■ **Exercise data**:
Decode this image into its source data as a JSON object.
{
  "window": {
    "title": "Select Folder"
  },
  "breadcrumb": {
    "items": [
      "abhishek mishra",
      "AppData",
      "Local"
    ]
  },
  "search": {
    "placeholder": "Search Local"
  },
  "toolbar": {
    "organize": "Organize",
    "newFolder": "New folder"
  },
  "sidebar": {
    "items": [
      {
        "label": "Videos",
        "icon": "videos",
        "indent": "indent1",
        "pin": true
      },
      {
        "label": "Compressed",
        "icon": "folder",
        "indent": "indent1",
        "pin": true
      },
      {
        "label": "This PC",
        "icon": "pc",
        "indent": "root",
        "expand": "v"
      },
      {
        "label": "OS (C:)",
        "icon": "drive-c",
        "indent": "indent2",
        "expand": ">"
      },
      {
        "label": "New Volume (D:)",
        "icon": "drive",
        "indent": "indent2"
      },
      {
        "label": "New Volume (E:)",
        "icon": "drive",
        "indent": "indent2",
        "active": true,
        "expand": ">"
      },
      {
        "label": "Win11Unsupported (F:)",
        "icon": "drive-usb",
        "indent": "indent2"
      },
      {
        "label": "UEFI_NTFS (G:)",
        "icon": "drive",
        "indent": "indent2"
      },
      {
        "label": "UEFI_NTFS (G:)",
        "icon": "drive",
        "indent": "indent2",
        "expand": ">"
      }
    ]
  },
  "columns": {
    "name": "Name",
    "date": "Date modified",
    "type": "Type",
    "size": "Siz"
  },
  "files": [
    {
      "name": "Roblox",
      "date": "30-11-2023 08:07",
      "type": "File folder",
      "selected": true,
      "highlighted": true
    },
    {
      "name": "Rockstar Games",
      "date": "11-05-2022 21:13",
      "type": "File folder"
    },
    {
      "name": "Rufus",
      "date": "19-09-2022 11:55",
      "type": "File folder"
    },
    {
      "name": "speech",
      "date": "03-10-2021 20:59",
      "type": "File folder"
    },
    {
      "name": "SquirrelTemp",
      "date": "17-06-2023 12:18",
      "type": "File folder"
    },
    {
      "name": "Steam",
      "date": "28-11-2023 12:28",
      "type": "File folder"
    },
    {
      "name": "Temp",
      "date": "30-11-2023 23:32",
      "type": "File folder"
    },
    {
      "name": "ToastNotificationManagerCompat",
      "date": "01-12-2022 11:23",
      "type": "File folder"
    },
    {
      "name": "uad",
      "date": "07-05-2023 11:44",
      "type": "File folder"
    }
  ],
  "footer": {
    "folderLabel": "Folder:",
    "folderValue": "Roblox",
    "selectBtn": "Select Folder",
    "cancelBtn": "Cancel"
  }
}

■ **What is being asked**:
The records above should be repeated in full, exactly as given.

■ **Response**:
Decode this image into its source data as a JSON object.
{
  "window": {
    "title": "Select Folder"
  },
  "breadcrumb": {
    "items": [
      "abhishek mishra",
      "AppData",
      "Local"
    ]
  },
  "search": {
    "placeholder": "Search Local"
  },
  "toolbar": {
    "organize": "Organize",
    "newFolder": "New folder"
  },
  "sidebar": {
    "items": [
      {
        "label": "Videos",
        "icon": "videos",
        "indent": "indent1",
        "pin": true
      },
      {
        "label": "Compressed",
        "icon": "folder",
        "indent": "indent1",
        "pin": true
      },
      {
        "label": "This PC",
        "icon": "pc",
        "indent": "root",
        "expand": "v"
      },
      {
        "label": "OS (C:)",
        "icon": "drive-c",
        "indent": "indent2",
        "expand": ">"
      },
      {
        "label": "New Volume (D:)",
        "icon": "drive",
        "indent": "indent2"
      },
      {
        "label": "New Volume (E:)",
        "icon": "drive",
        "indent": "indent2",
        "active": true,
        "expand": ">"
      },
      {
        "label": "Win11Unsupported (F:)",
        "icon": "drive-usb",
        "indent": "indent2"
      },
      {
        "label": "UEFI_NTFS (G:)",
        "icon": "drive",
        "indent": "indent2"
      },
      {
        "label": "UEFI_NTFS (G:)",
        "icon": "drive",
        "indent": "indent2",
        "expand": ">"
      }
    ]
  },
  "columns": {
    "name": "Name",
    "date": "Date modified",
    "type": "Type",
    "size": "Siz"
  },
  "files": [
    {
      "name": "Roblox",
      "date": "30-11-2023 08:07",
      "type": "File folder",
      "selected": true,
      "highlighted": true
    },
    {
      "name": "Rockstar Games",
      "date": "11-05-2022 21:13",
      "type": "File folder"
    },
    {
      "name": "Rufus",
      "date": "19-09-2022 11:55",
      "type": "File folder"
    },
    {
      "name": "speech",
      "date": "03-10-2021 20:59",
      "type": "File folder"
    },
    {
      "name": "SquirrelTemp",
      "date": "17-06-2023 12:18",
      "type": "File folder"
    },
    {
      "name": "Steam",
      "date": "28-11-2023 12:28",
      "type": "File folder"
    },
    {
      "name": "Temp",
      "date": "30-11-2023 23:32",
      "type": "File folder"
    },
    {
      "name": "ToastNotificationManagerCompat",
      "date": "01-12-2022 11:23",
      "type": "File folder"
    },
    {
      "name": "uad",
      "date": "07-05-2023 11:44",
      "type": "File folder"
    }
  ],
  "footer": {
    "folderLabel": "Folder:",
    "folderValue": "Roblox",
    "selectBtn": "Select Folder",
    "cancelBtn": "Cancel"
  }
}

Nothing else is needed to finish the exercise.